Extracted material
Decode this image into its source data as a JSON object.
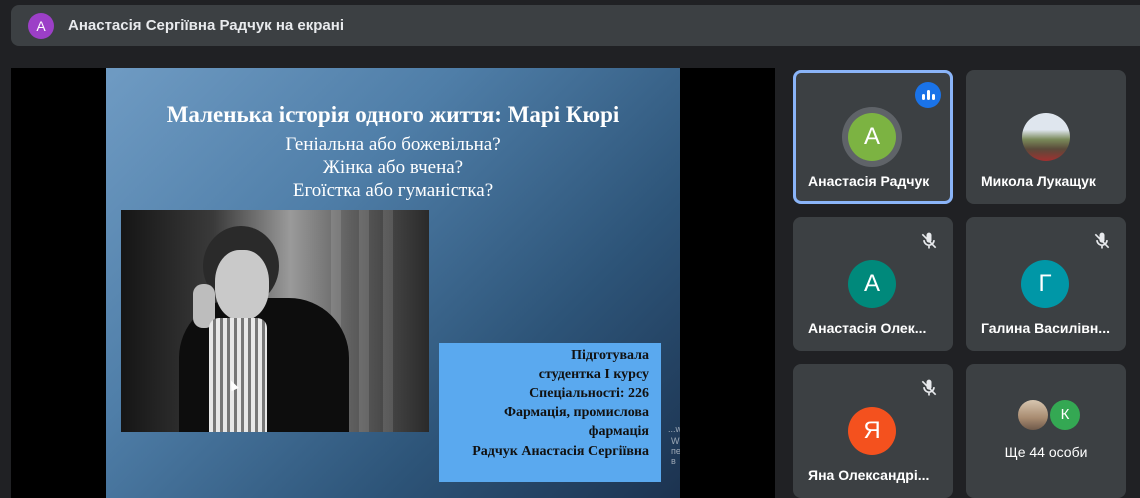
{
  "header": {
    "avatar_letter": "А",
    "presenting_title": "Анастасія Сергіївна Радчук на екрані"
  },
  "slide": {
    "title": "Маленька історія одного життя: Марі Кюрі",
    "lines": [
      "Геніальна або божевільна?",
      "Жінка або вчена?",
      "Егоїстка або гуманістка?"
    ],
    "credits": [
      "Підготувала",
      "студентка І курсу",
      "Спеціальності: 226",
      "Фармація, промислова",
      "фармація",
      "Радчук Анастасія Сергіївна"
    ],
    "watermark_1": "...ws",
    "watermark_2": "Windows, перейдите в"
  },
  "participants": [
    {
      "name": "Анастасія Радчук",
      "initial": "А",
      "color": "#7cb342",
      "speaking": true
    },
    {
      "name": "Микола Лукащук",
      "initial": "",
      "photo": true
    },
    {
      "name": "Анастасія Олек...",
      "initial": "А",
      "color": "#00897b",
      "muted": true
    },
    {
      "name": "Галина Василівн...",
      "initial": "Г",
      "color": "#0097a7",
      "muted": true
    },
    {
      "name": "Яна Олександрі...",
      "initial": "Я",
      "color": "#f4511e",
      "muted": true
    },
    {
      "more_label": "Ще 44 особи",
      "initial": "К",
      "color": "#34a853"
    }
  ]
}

Written task
Going over the lines above, work out how many include "name", then give only that number.

Correct answer
5